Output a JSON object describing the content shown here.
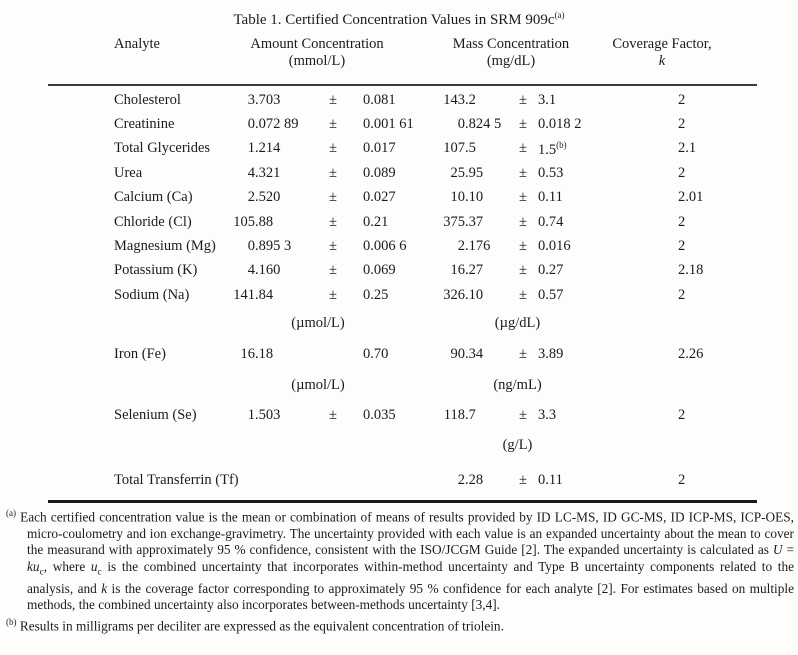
{
  "title": {
    "text": "Table 1.  Certified Concentration Values in SRM 909c",
    "sup": "(a)"
  },
  "table": {
    "headers": {
      "analyte": "Analyte",
      "amount": "Amount Concentration",
      "amount_unit": "(mmol/L)",
      "mass": "Mass Concentration",
      "mass_unit": "(mg/dL)",
      "coverage_line1": "Coverage Factor,",
      "coverage_line2": "k"
    },
    "rows": [
      {
        "type": "data",
        "analyte": "Cholesterol",
        "amount": "3.703",
        "amount_pm": "±",
        "amount_unc": "0.081",
        "mass": "143.2",
        "mass_pm": "±",
        "mass_unc": "3.1",
        "mass_unc_sup": "",
        "k": "2"
      },
      {
        "type": "data",
        "analyte": "Creatinine",
        "amount": "0.072 89",
        "amount_pm": "±",
        "amount_unc": "0.001 61",
        "mass": "0.824 5",
        "mass_pm": "±",
        "mass_unc": "0.018 2",
        "mass_unc_sup": "",
        "k": "2"
      },
      {
        "type": "data",
        "analyte": "Total Glycerides",
        "amount": "1.214",
        "amount_pm": "±",
        "amount_unc": "0.017",
        "mass": "107.5",
        "mass_pm": "±",
        "mass_unc": "1.5",
        "mass_unc_sup": "(b)",
        "k": "2.1"
      },
      {
        "type": "data",
        "analyte": "Urea",
        "amount": "4.321",
        "amount_pm": "±",
        "amount_unc": "0.089",
        "mass": "25.95",
        "mass_pm": "±",
        "mass_unc": "0.53",
        "mass_unc_sup": "",
        "k": "2"
      },
      {
        "type": "data",
        "analyte": "Calcium (Ca)",
        "amount": "2.520",
        "amount_pm": "±",
        "amount_unc": "0.027",
        "mass": "10.10",
        "mass_pm": "±",
        "mass_unc": "0.11",
        "mass_unc_sup": "",
        "k": "2.01"
      },
      {
        "type": "data",
        "analyte": "Chloride (Cl)",
        "amount": "105.88",
        "amount_pm": "±",
        "amount_unc": "0.21",
        "mass": "375.37",
        "mass_pm": "±",
        "mass_unc": "0.74",
        "mass_unc_sup": "",
        "k": "2"
      },
      {
        "type": "data",
        "analyte": "Magnesium (Mg)",
        "amount": "0.895 3",
        "amount_pm": "±",
        "amount_unc": "0.006 6",
        "mass": "2.176",
        "mass_pm": "±",
        "mass_unc": "0.016",
        "mass_unc_sup": "",
        "k": "2"
      },
      {
        "type": "data",
        "analyte": "Potassium (K)",
        "amount": "4.160",
        "amount_pm": "±",
        "amount_unc": "0.069",
        "mass": "16.27",
        "mass_pm": "±",
        "mass_unc": "0.27",
        "mass_unc_sup": "",
        "k": "2.18"
      },
      {
        "type": "data",
        "analyte": "Sodium (Na)",
        "amount": "141.84",
        "amount_pm": "±",
        "amount_unc": "0.25",
        "mass": "326.10",
        "mass_pm": "±",
        "mass_unc": "0.57",
        "mass_unc_sup": "",
        "k": "2"
      },
      {
        "type": "units",
        "amount_unit": "(µmol/L)",
        "mass_unit": "(µg/dL)"
      },
      {
        "type": "data",
        "analyte": "Iron (Fe)",
        "amount": "16.18",
        "amount_pm": "",
        "amount_unc": "0.70",
        "mass": "90.34",
        "mass_pm": "±",
        "mass_unc": "3.89",
        "mass_unc_sup": "",
        "k": "2.26"
      },
      {
        "type": "units",
        "amount_unit": "(µmol/L)",
        "mass_unit": "(ng/mL)"
      },
      {
        "type": "data",
        "analyte": "Selenium (Se)",
        "amount": "1.503",
        "amount_pm": "±",
        "amount_unc": "0.035",
        "mass": "118.7",
        "mass_pm": "±",
        "mass_unc": "3.3",
        "mass_unc_sup": "",
        "k": "2"
      },
      {
        "type": "units",
        "amount_unit": "",
        "mass_unit": "(g/L)"
      },
      {
        "type": "data",
        "analyte": "Total Transferrin (Tf)",
        "amount": "",
        "amount_pm": "",
        "amount_unc": "",
        "mass": "2.28",
        "mass_pm": "±",
        "mass_unc": "0.11",
        "mass_unc_sup": "",
        "k": "2"
      }
    ]
  },
  "footnotes": [
    {
      "marker": "(a)",
      "segments": [
        {
          "text": "Each certified concentration value is the mean or combination of means of results provided by ID LC-MS, ID GC-MS, ID ICP-MS, ICP-OES, micro-coulometry and ion exchange-gravimetry.  The uncertainty provided with each value is an expanded uncertainty about the mean to cover the measurand with approximately 95 % confidence, consistent with the ISO/JCGM Guide [2].  The expanded uncertainty is calculated as ",
          "style": "normal"
        },
        {
          "text": "U",
          "style": "italic"
        },
        {
          "text": " = ",
          "style": "normal"
        },
        {
          "text": "ku",
          "style": "italic"
        },
        {
          "text": "c",
          "style": "sub"
        },
        {
          "text": ", where ",
          "style": "normal"
        },
        {
          "text": "u",
          "style": "italic"
        },
        {
          "text": "c",
          "style": "sub"
        },
        {
          "text": " is the combined uncertainty that incorporates within-method uncertainty and Type B uncertainty components related to the analysis, and ",
          "style": "normal"
        },
        {
          "text": "k",
          "style": "italic"
        },
        {
          "text": " is the coverage factor corresponding to approximately 95 % confidence for each analyte [2].  For estimates based on multiple methods, the combined uncertainty also incorporates between-methods uncertainty [3,4].",
          "style": "normal"
        }
      ]
    },
    {
      "marker": "(b)",
      "segments": [
        {
          "text": "Results in milligrams per deciliter are expressed as the equivalent concentration of triolein.",
          "style": "normal"
        }
      ]
    }
  ]
}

Written request:
Report each line in the preceding entries that holds the string "Total".

Output for this task:
        "analyte": "Total Glycerides",
        "analyte": "Total Transferrin (Tf)",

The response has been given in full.